RECORDS SHOWN:

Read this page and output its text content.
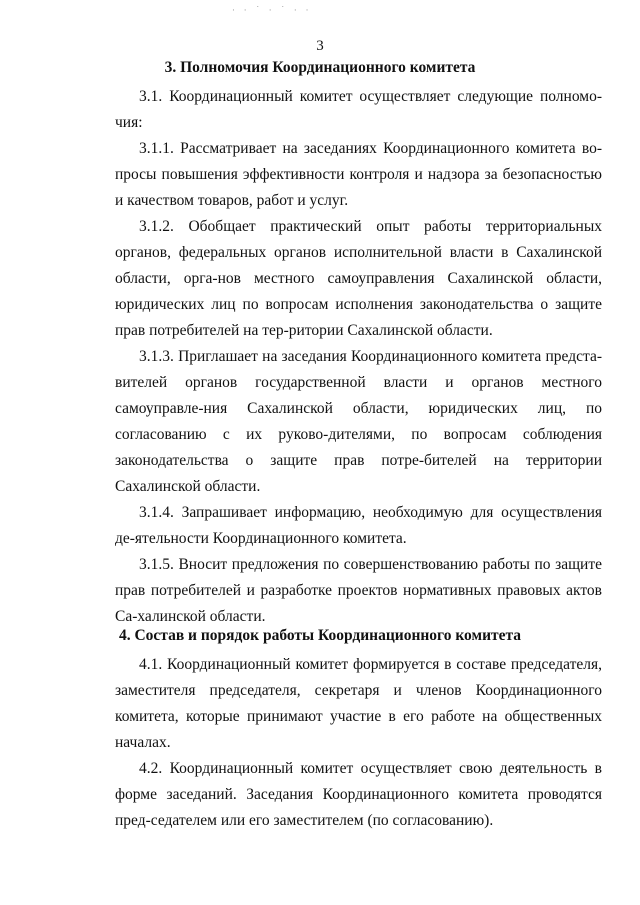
· · ˙ · ˙ · ·
3
3. Полномочия Координационного комитета

3.1. Координационный комитет осуществляет следующие полномо-чия:

3.1.1. Рассматривает на заседаниях Координационного комитета во-просы повышения эффективности контроля и надзора за безопасностью и качеством товаров, работ и услуг.

3.1.2. Обобщает практический опыт работы территориальных органов, федеральных органов исполнительной власти в Сахалинской области, орга-нов местного самоуправления Сахалинской области, юридических лиц по вопросам исполнения законодательства о защите прав потребителей на тер-ритории Сахалинской области.

3.1.3. Приглашает на заседания Координационного комитета предста-вителей органов государственной власти и органов местного самоуправле-ния Сахалинской области, юридических лиц, по согласованию с их руково-дителями, по вопросам соблюдения законодательства о защите прав потре-бителей на территории Сахалинской области.

3.1.4. Запрашивает информацию, необходимую для осуществления де-ятельности Координационного комитета.

3.1.5. Вносит предложения по совершенствованию работы по защите прав потребителей и разработке проектов нормативных правовых актов Са-халинской области.

4. Состав и порядок работы Координационного комитета

4.1. Координационный комитет формируется в составе председателя, заместителя председателя, секретаря и членов Координационного комитета, которые принимают участие в его работе на общественных началах.

4.2. Координационный комитет осуществляет свою деятельность в форме заседаний. Заседания Координационного комитета проводятся пред-седателем или его заместителем (по согласованию).
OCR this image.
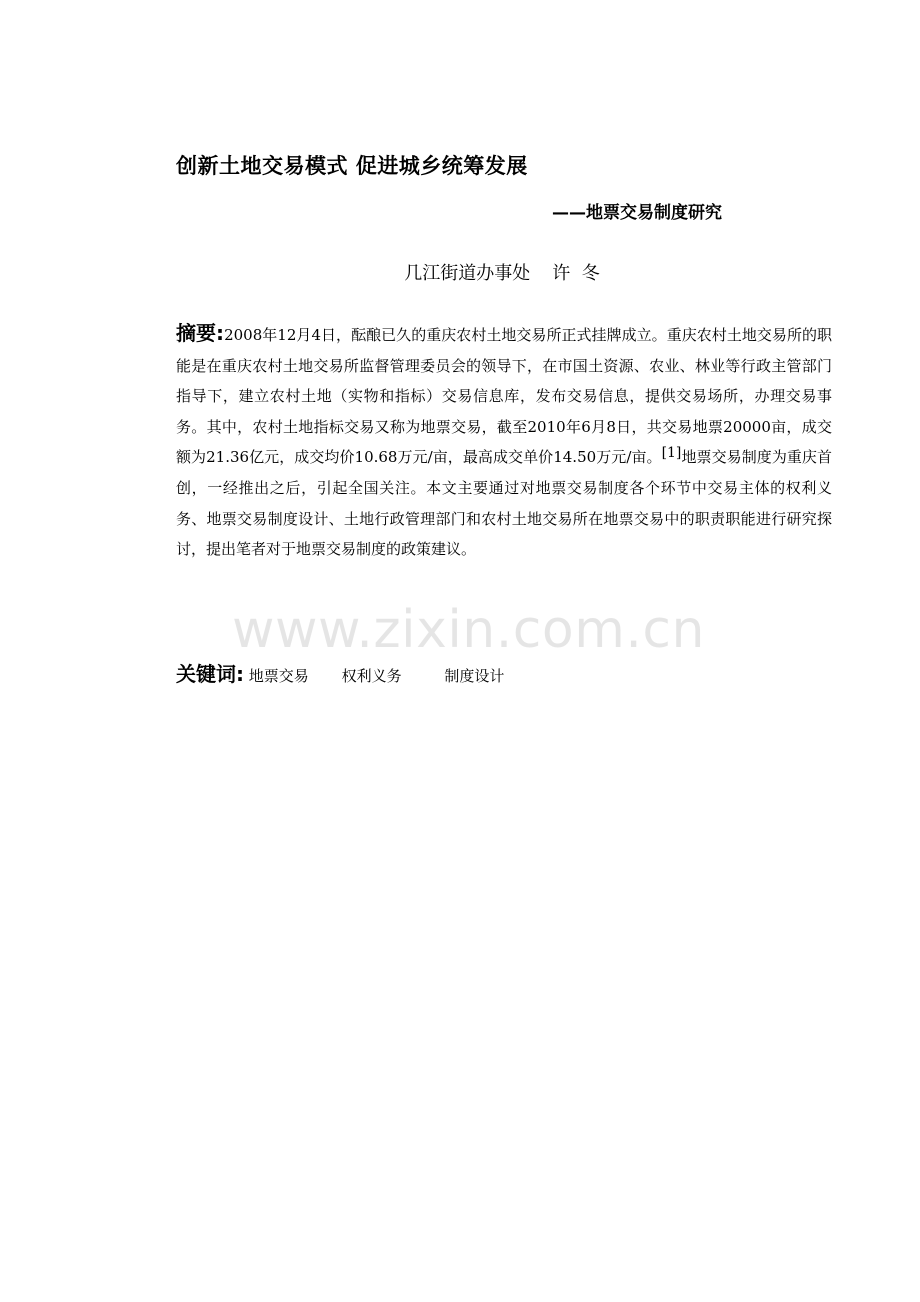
创新土地交易模式 促进城乡统筹发展
——地票交易制度研究
几江街道办事处 许  冬
摘要:2008年12月4日，酝酿已久的重庆农村土地交易所正式挂牌成立。重庆农村土地交易所的职能是在重庆农村土地交易所监督管理委员会的领导下，在市国土资源、农业、林业等行政主管部门指导下，建立农村土地（实物和指标）交易信息库，发布交易信息，提供交易场所，办理交易事务。其中，农村土地指标交易又称为地票交易，截至2010年6月8日，共交易地票20000亩，成交额为21.36亿元，成交均价10.68万元/亩，最高成交单价14.50万元/亩。[1]地票交易制度为重庆首创，一经推出之后，引起全国关注。本文主要通过对地票交易制度各个环节中交易主体的权利义务、地票交易制度设计、土地行政管理部门和农村土地交易所在地票交易中的职责职能进行研究探讨，提出笔者对于地票交易制度的政策建议。
关键词: 地票交易 权利义务	制度设计
www.zixin.com.cn
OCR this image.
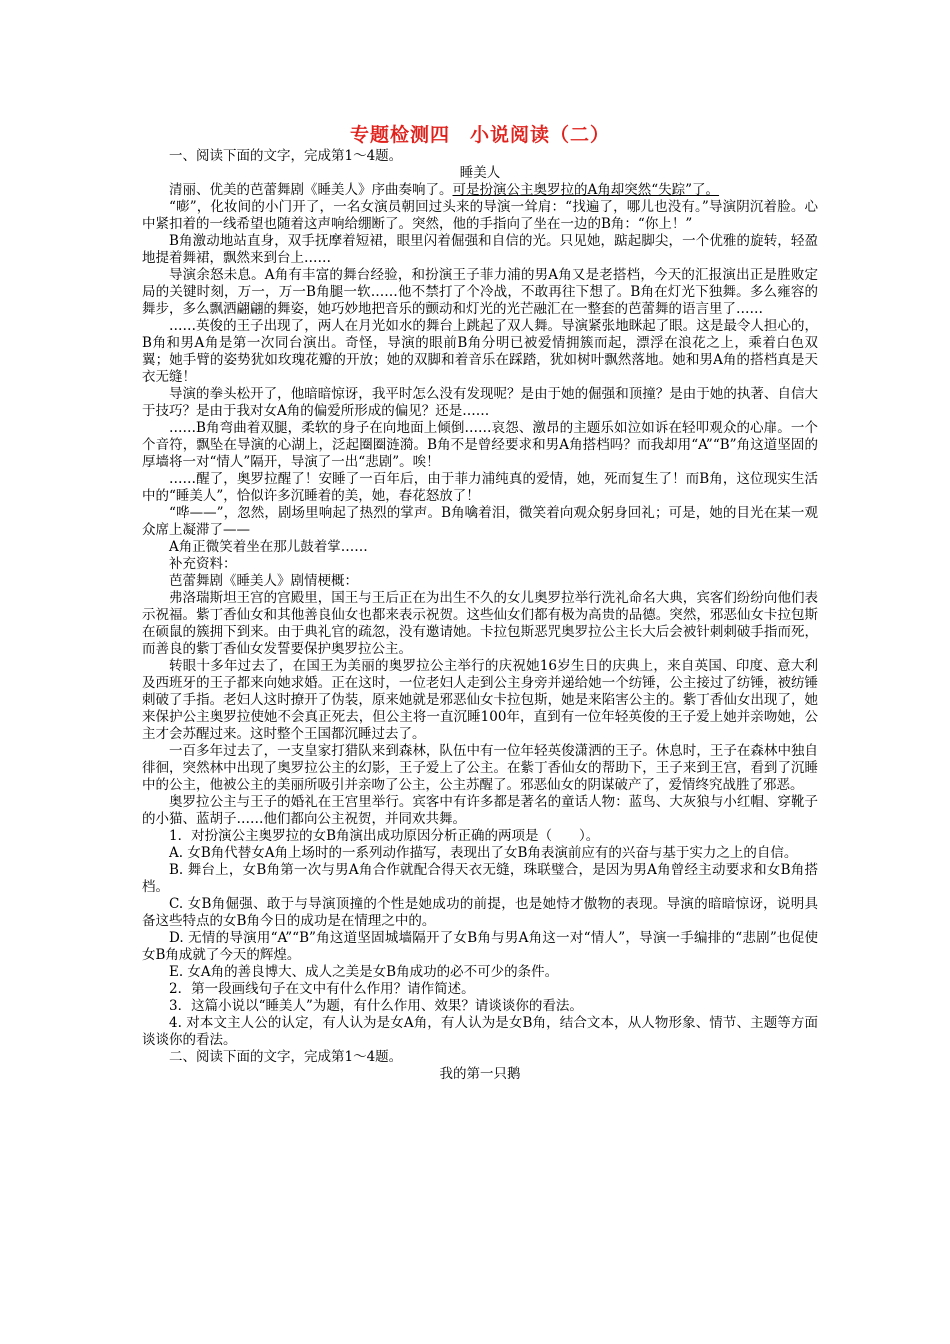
专题检测四　小说阅读（二）

一、阅读下面的文字，完成第1～4题。

睡美人

清丽、优美的芭蕾舞剧《睡美人》序曲奏响了。可是扮演公主奥罗拉的A角却突然“失踪”了。

“嘭”，化妆间的小门开了，一名女演员朝回过头来的导演一耸肩：“找遍了，哪儿也没有。”导演阴沉着脸。心中紧扣着的一线希望也随着这声响给绷断了。突然，他的手指向了坐在一边的B角：“你上！”

B角激动地站直身，双手抚摩着短裙，眼里闪着倔强和自信的光。只见她，踮起脚尖，一个优雅的旋转，轻盈地提着舞裙，飘然来到台上……

导演余怒未息。A角有丰富的舞台经验，和扮演王子菲力浦的男A角又是老搭档，今天的汇报演出正是胜败定局的关键时刻，万一，万一B角腿一软……他不禁打了个冷战，不敢再往下想了。B角在灯光下独舞。多么雍容的舞步，多么飘洒翩翩的舞姿，她巧妙地把音乐的颤动和灯光的光芒融汇在一整套的芭蕾舞的语言里了……

……英俊的王子出现了，两人在月光如水的舞台上跳起了双人舞。导演紧张地眯起了眼。这是最令人担心的，B角和男A角是第一次同台演出。奇怪，导演的眼前B角分明已被爱情拥簇而起，漂浮在浪花之上，乘着白色双翼；她手臂的姿势犹如玫瑰花瓣的开放；她的双脚和着音乐在踩踏，犹如树叶飘然落地。她和男A角的搭档真是天衣无缝！

导演的拳头松开了，他暗暗惊讶，我平时怎么没有发现呢？是由于她的倔强和顶撞？是由于她的执著、自信大于技巧？是由于我对女A角的偏爱所形成的偏见？还是……

……B角弯曲着双腿，柔软的身子在向地面上倾倒……哀怨、激昂的主题乐如泣如诉在轻叩观众的心扉。一个个音符，飘坠在导演的心湖上，泛起圈圈涟漪。B角不是曾经要求和男A角搭档吗？而我却用“A”“B”角这道坚固的厚墙将一对“情人”隔开，导演了一出“悲剧”。唉！

……醒了，奥罗拉醒了！安睡了一百年后，由于菲力浦纯真的爱情，她，死而复生了！而B角，这位现实生活中的“睡美人”，恰似许多沉睡着的美，她，春花怒放了！

“哗——”，忽然，剧场里响起了热烈的掌声。B角噙着泪，微笑着向观众躬身回礼；可是，她的目光在某一观众席上凝滞了——

A角正微笑着坐在那儿鼓着掌……

补充资料：

芭蕾舞剧《睡美人》剧情梗概：

弗洛瑞斯坦王宫的宫殿里，国王与王后正在为出生不久的女儿奥罗拉举行洗礼命名大典，宾客们纷纷向他们表示祝福。紫丁香仙女和其他善良仙女也都来表示祝贺。这些仙女们都有极为高贵的品德。突然，邪恶仙女卡拉包斯在硕鼠的簇拥下到来。由于典礼官的疏忽，没有邀请她。卡拉包斯恶咒奥罗拉公主长大后会被针刺刺破手指而死，而善良的紫丁香仙女发誓要保护奥罗拉公主。

转眼十多年过去了，在国王为美丽的奥罗拉公主举行的庆祝她16岁生日的庆典上，来自英国、印度、意大利及西班牙的王子都来向她求婚。正在这时，一位老妇人走到公主身旁并递给她一个纺锤，公主接过了纺锤，被纺锤刺破了手指。老妇人这时撩开了伪装，原来她就是邪恶仙女卡拉包斯，她是来陷害公主的。紫丁香仙女出现了，她来保护公主奥罗拉使她不会真正死去，但公主将一直沉睡100年，直到有一位年轻英俊的王子爱上她并亲吻她，公主才会苏醒过来。这时整个王国都沉睡过去了。

一百多年过去了，一支皇家打猎队来到森林，队伍中有一位年轻英俊潇洒的王子。休息时，王子在森林中独自徘徊，突然林中出现了奥罗拉公主的幻影，王子爱上了公主。在紫丁香仙女的帮助下，王子来到王宫，看到了沉睡中的公主，他被公主的美丽所吸引并亲吻了公主，公主苏醒了。邪恶仙女的阴谋破产了，爱情终究战胜了邪恶。

奥罗拉公主与王子的婚礼在王宫里举行。宾客中有许多都是著名的童话人物：蓝鸟、大灰狼与小红帽、穿靴子的小猫、蓝胡子……他们都向公主祝贺，并同欢共舞。

1．对扮演公主奥罗拉的女B角演出成功原因分析正确的两项是（　　）。

A. 女B角代替女A角上场时的一系列动作描写，表现出了女B角表演前应有的兴奋与基于实力之上的自信。

B. 舞台上，女B角第一次与男A角合作就配合得天衣无缝，珠联璧合，是因为男A角曾经主动要求和女B角搭档。

C. 女B角倔强、敢于与导演顶撞的个性是她成功的前提，也是她恃才傲物的表现。导演的暗暗惊讶，说明具备这些特点的女B角今日的成功是在情理之中的。

D. 无情的导演用“A”“B”角这道坚固城墙隔开了女B角与男A角这一对“情人”，导演一手编排的“悲剧”也促使女B角成就了今天的辉煌。

E. 女A角的善良博大、成人之美是女B角成功的必不可少的条件。

2．第一段画线句子在文中有什么作用？请作简述。

3．这篇小说以“睡美人”为题，有什么作用、效果？请谈谈你的看法。

4. 对本文主人公的认定，有人认为是女A角，有人认为是女B角，结合文本，从人物形象、情节、主题等方面谈谈你的看法。

二、阅读下面的文字，完成第1～4题。

我的第一只鹅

EXERCISE:
Quote the material exactly. Pictures stay out.

RIGHT ANSWER:
Read this page and output its text content.
· · ˙ · ˙ · ·
3
3. Полномочия Координационного комитета

3.1. Координационный комитет осуществляет следующие полномо-чия:

3.1.1. Рассматривает на заседаниях Координационного комитета во-просы повышения эффективности контроля и надзора за безопасностью и качеством товаров, работ и услуг.

3.1.2. Обобщает практический опыт работы территориальных органов, федеральных органов исполнительной власти в Сахалинской области, орга-нов местного самоуправления Сахалинской области, юридических лиц по вопросам исполнения законодательства о защите прав потребителей на тер-ритории Сахалинской области.

3.1.3. Приглашает на заседания Координационного комитета предста-вителей органов государственной власти и органов местного самоуправле-ния Сахалинской области, юридических лиц, по согласованию с их руково-дителями, по вопросам соблюдения законодательства о защите прав потре-бителей на территории Сахалинской области.

3.1.4. Запрашивает информацию, необходимую для осуществления де-ятельности Координационного комитета.

3.1.5. Вносит предложения по совершенствованию работы по защите прав потребителей и разработке проектов нормативных правовых актов Са-халинской области.

4. Состав и порядок работы Координационного комитета

4.1. Координационный комитет формируется в составе председателя, заместителя председателя, секретаря и членов Координационного комитета, которые принимают участие в его работе на общественных началах.

4.2. Координационный комитет осуществляет свою деятельность в форме заседаний. Заседания Координационного комитета проводятся пред-седателем или его заместителем (по согласованию).
OCR this image.
创新土地交易模式 促进城乡统筹发展
——地票交易制度研究
几江街道办事处 许  冬
摘要:2008年12月4日，酝酿已久的重庆农村土地交易所正式挂牌成立。重庆农村土地交易所的职能是在重庆农村土地交易所监督管理委员会的领导下，在市国土资源、农业、林业等行政主管部门指导下，建立农村土地（实物和指标）交易信息库，发布交易信息，提供交易场所，办理交易事务。其中，农村土地指标交易又称为地票交易，截至2010年6月8日，共交易地票20000亩，成交额为21.36亿元，成交均价10.68万元/亩，最高成交单价14.50万元/亩。[1]地票交易制度为重庆首创，一经推出之后，引起全国关注。本文主要通过对地票交易制度各个环节中交易主体的权利义务、地票交易制度设计、土地行政管理部门和农村土地交易所在地票交易中的职责职能进行研究探讨，提出笔者对于地票交易制度的政策建议。
关键词: 地票交易 权利义务	制度设计
www.zixin.com.cn
OCR this image.
专题检测四　小说阅读（二）

一、阅读下面的文字，完成第1～4题。

睡美人

清丽、优美的芭蕾舞剧《睡美人》序曲奏响了。可是扮演公主奥罗拉的A角却突然“失踪”了。

“嘭”，化妆间的小门开了，一名女演员朝回过头来的导演一耸肩：“找遍了，哪儿也没有。”导演阴沉着脸。心中紧扣着的一线希望也随着这声响给绷断了。突然，他的手指向了坐在一边的B角：“你上！”

B角激动地站直身，双手抚摩着短裙，眼里闪着倔强和自信的光。只见她，踮起脚尖，一个优雅的旋转，轻盈地提着舞裙，飘然来到台上……

导演余怒未息。A角有丰富的舞台经验，和扮演王子菲力浦的男A角又是老搭档，今天的汇报演出正是胜败定局的关键时刻，万一，万一B角腿一软……他不禁打了个冷战，不敢再往下想了。B角在灯光下独舞。多么雍容的舞步，多么飘洒翩翩的舞姿，她巧妙地把音乐的颤动和灯光的光芒融汇在一整套的芭蕾舞的语言里了……

……英俊的王子出现了，两人在月光如水的舞台上跳起了双人舞。导演紧张地眯起了眼。这是最令人担心的，B角和男A角是第一次同台演出。奇怪，导演的眼前B角分明已被爱情拥簇而起，漂浮在浪花之上，乘着白色双翼；她手臂的姿势犹如玫瑰花瓣的开放；她的双脚和着音乐在踩踏，犹如树叶飘然落地。她和男A角的搭档真是天衣无缝！

导演的拳头松开了，他暗暗惊讶，我平时怎么没有发现呢？是由于她的倔强和顶撞？是由于她的执著、自信大于技巧？是由于我对女A角的偏爱所形成的偏见？还是……

……B角弯曲着双腿，柔软的身子在向地面上倾倒……哀怨、激昂的主题乐如泣如诉在轻叩观众的心扉。一个个音符，飘坠在导演的心湖上，泛起圈圈涟漪。B角不是曾经要求和男A角搭档吗？而我却用“A”“B”角这道坚固的厚墙将一对“情人”隔开，导演了一出“悲剧”。唉！

……醒了，奥罗拉醒了！安睡了一百年后，由于菲力浦纯真的爱情，她，死而复生了！而B角，这位现实生活中的“睡美人”，恰似许多沉睡着的美，她，春花怒放了！

“哗——”，忽然，剧场里响起了热烈的掌声。B角噙着泪，微笑着向观众躬身回礼；可是，她的目光在某一观众席上凝滞了——

A角正微笑着坐在那儿鼓着掌……

补充资料：

芭蕾舞剧《睡美人》剧情梗概：

弗洛瑞斯坦王宫的宫殿里，国王与王后正在为出生不久的女儿奥罗拉举行洗礼命名大典，宾客们纷纷向他们表示祝福。紫丁香仙女和其他善良仙女也都来表示祝贺。这些仙女们都有极为高贵的品德。突然，邪恶仙女卡拉包斯在硕鼠的簇拥下到来。由于典礼官的疏忽，没有邀请她。卡拉包斯恶咒奥罗拉公主长大后会被针刺刺破手指而死，而善良的紫丁香仙女发誓要保护奥罗拉公主。

转眼十多年过去了，在国王为美丽的奥罗拉公主举行的庆祝她16岁生日的庆典上，来自英国、印度、意大利及西班牙的王子都来向她求婚。正在这时，一位老妇人走到公主身旁并递给她一个纺锤，公主接过了纺锤，被纺锤刺破了手指。老妇人这时撩开了伪装，原来她就是邪恶仙女卡拉包斯，她是来陷害公主的。紫丁香仙女出现了，她来保护公主奥罗拉使她不会真正死去，但公主将一直沉睡100年，直到有一位年轻英俊的王子爱上她并亲吻她，公主才会苏醒过来。这时整个王国都沉睡过去了。

一百多年过去了，一支皇家打猎队来到森林，队伍中有一位年轻英俊潇洒的王子。休息时，王子在森林中独自徘徊，突然林中出现了奥罗拉公主的幻影，王子爱上了公主。在紫丁香仙女的帮助下，王子来到王宫，看到了沉睡中的公主，他被公主的美丽所吸引并亲吻了公主，公主苏醒了。邪恶仙女的阴谋破产了，爱情终究战胜了邪恶。

奥罗拉公主与王子的婚礼在王宫里举行。宾客中有许多都是著名的童话人物：蓝鸟、大灰狼与小红帽、穿靴子的小猫、蓝胡子……他们都向公主祝贺，并同欢共舞。

1．对扮演公主奥罗拉的女B角演出成功原因分析正确的两项是（　　）。

A. 女B角代替女A角上场时的一系列动作描写，表现出了女B角表演前应有的兴奋与基于实力之上的自信。

B. 舞台上，女B角第一次与男A角合作就配合得天衣无缝，珠联璧合，是因为男A角曾经主动要求和女B角搭档。

C. 女B角倔强、敢于与导演顶撞的个性是她成功的前提，也是她恃才傲物的表现。导演的暗暗惊讶，说明具备这些特点的女B角今日的成功是在情理之中的。

D. 无情的导演用“A”“B”角这道坚固城墙隔开了女B角与男A角这一对“情人”，导演一手编排的“悲剧”也促使女B角成就了今天的辉煌。

E. 女A角的善良博大、成人之美是女B角成功的必不可少的条件。

2．第一段画线句子在文中有什么作用？请作简述。

3．这篇小说以“睡美人”为题，有什么作用、效果？请谈谈你的看法。

4. 对本文主人公的认定，有人认为是女A角，有人认为是女B角，结合文本，从人物形象、情节、主题等方面谈谈你的看法。

二、阅读下面的文字，完成第1～4题。

我的第一只鹅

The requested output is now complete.